(Data items)
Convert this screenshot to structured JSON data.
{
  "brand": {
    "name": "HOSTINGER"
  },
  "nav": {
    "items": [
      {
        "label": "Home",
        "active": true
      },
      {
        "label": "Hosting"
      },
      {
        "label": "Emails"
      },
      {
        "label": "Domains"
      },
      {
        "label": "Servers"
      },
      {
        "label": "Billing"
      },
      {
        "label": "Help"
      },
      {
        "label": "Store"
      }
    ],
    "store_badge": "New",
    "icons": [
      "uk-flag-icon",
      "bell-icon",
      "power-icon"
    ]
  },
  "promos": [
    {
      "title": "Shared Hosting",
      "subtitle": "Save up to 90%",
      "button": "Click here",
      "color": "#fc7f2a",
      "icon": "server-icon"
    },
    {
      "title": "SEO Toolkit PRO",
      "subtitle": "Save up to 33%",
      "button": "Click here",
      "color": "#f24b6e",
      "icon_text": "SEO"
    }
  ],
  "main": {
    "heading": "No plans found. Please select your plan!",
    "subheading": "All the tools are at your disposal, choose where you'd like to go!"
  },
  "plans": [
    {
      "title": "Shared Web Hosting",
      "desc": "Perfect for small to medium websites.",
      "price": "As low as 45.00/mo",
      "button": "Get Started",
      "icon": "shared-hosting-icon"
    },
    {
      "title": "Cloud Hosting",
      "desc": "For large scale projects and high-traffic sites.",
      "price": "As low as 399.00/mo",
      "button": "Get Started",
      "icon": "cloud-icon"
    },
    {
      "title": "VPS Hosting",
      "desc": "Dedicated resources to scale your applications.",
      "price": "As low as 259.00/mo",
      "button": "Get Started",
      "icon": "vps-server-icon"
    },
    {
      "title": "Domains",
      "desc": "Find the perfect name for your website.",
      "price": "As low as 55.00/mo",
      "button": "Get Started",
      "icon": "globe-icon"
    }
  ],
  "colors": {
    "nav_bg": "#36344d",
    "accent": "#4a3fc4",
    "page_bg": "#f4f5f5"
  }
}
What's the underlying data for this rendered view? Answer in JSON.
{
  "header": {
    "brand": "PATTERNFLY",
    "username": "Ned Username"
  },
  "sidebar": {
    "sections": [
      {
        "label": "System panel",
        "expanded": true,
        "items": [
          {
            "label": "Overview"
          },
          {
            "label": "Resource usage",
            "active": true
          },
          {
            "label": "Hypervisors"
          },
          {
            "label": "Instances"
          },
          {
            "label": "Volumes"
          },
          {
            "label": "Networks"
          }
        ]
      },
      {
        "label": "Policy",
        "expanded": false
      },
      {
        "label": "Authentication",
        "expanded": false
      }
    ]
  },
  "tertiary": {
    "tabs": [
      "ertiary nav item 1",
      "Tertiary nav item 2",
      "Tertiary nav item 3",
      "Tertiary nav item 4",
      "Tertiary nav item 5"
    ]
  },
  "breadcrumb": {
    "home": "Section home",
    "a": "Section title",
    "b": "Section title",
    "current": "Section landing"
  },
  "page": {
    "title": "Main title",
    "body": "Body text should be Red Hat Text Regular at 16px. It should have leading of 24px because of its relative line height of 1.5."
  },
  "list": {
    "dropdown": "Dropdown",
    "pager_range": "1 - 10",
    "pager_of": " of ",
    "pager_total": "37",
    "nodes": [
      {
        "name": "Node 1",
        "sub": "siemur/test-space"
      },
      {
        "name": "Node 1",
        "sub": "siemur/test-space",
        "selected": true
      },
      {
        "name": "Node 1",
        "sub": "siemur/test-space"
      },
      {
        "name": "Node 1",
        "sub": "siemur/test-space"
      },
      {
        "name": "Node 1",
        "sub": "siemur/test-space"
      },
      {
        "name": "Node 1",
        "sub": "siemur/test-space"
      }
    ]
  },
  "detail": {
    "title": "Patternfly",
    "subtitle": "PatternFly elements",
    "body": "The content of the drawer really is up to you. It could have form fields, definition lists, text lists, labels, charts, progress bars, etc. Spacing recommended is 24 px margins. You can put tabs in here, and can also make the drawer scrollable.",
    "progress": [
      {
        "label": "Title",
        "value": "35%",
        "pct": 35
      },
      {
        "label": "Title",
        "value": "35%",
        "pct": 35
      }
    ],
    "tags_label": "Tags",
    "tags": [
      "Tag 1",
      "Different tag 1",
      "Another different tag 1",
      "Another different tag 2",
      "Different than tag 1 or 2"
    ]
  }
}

WHAT YOU NEED TO DO:
Gather up the lines that contain the word "JSON".

FULL OUTPUT:
Convert this screenshot to structured JSON data.
What's the underlying data for this rendered view? Answer in JSON.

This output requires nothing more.